(EXCERPT):
Embattled social networking site MySpace has been sold by its owner News Corp. to digital media company Specific Media for a rumored $35 million, a deal that clinches the position of Facebook as the lord, king and master of social networking world.

As part of the deal, about half of MySpace's 400-odd employees will lose their jobs while News Corp. will take a minority equity share (reportedly something between 5-10 percent) in Specific Media.

The deal will also see MySpace CEO quit his post after a 2-month transitory period. My time here at MySpace represents the most engaging and challenging time of my professional career, Jones wrote. I have found our team to be comprised of the best people I have come across in our industry.

Specific Media is very happy about the deal as it got MySpace for a steal. MySpace is a recognized leader that has pioneered the social media space. The company has transformed the ways in which audiences discover, consume and engage with content online.

There are many synergies between our companies as we are both focused on enhancing digital media experiences by fueling connections with relevance and interest, he said. We look forward to combining our platforms to drive the next generation of digital innovation, CEO Tim Vanderhook said in a statement.

The deal will give Specific Media instant access to the data of 30 million-odd MySpace users for targeted advertisements besides giving the company a media platform of its own from where it can sell its ads.

Though the price tag represents a fraction of what News Corp. bought MySpace for, market analysts said News Corp. is better off by putting the loss making site on the block.

News Corp. bought MySpace for $580 million in 2005 as part of its ongoing efforts to drive up digital media traffic.

And, despite undergoing a massive redesign last year, which included remodeling MySpace as an entertainment and music hub, MySpace failed to keep up with No.1 social networking site Facebook.

According to data from Compete.com, MySpace pulled in 30.79 million unique visitors last month, down 6.34 percent compared with the previous month and down 54.47 percent on a year-on-year basis.

On the other hand, Facebook pulled in 142.66 million unique visitors last month, up 3.44 percent compared to previous month and 15.26 percent on a year-to-year basis. Currently, Facebook pulls in nearly 5 times more traffic than MySpace.

(REQUIRED WORK):
a. Reproduce the passage of the MySpace article between "Though the price" and "networking site Facebook.", inclusive.
b. According to the MySpace article, why did News Corp. buy MySpace in 2005?

[Region annotation records]
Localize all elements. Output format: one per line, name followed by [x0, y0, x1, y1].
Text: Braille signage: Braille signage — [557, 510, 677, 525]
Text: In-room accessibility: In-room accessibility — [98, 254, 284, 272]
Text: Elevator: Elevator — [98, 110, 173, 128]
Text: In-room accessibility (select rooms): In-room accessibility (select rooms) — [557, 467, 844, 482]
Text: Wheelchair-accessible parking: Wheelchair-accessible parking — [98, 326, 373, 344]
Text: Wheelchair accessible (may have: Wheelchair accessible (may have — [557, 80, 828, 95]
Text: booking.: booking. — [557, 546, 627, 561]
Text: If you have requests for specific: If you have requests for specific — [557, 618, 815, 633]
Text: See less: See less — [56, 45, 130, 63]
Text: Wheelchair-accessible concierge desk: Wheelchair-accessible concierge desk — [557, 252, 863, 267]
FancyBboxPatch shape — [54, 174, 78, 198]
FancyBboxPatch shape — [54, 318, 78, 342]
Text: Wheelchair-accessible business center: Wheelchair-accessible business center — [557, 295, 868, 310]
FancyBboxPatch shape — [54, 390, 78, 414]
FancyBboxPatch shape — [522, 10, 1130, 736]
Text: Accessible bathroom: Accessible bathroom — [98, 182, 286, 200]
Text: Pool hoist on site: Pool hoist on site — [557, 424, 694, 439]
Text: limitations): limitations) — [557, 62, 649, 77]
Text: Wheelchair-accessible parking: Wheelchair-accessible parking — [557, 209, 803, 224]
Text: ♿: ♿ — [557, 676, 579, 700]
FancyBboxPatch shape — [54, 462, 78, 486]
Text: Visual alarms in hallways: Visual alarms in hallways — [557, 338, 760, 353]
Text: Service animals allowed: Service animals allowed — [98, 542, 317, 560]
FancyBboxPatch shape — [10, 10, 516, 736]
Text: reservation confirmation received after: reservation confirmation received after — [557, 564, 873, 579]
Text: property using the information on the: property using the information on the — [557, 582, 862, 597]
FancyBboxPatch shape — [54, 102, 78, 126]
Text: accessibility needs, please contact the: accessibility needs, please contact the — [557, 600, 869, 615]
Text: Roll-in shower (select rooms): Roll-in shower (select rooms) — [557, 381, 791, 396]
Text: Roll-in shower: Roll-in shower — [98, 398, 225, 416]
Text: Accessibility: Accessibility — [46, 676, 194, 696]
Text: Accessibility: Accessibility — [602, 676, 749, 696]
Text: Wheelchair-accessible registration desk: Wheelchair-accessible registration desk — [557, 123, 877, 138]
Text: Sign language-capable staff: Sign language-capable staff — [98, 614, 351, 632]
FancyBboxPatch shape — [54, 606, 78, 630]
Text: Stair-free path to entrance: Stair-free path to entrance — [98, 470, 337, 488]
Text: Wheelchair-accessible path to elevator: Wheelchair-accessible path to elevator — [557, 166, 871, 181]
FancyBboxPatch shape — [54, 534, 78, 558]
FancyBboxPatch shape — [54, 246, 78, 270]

(SET OF ANSWERS):
a.
Though the price tag represents a fraction of what News Corp. bought MySpace for, market analysts said News Corp. is better off by putting the loss making site on the block.

News Corp. bought MySpace for $580 million in 2005 as part of its ongoing efforts to drive up digital media traffic.

And, despite undergoing a massive redesign last year, which included remodeling MySpace as an entertainment and music hub, MySpace failed to keep up with No.1 social networking site Facebook.

b. News Corp. bought MySpace for $580 million in 2005 as part of its ongoing efforts to drive up digital media traffic.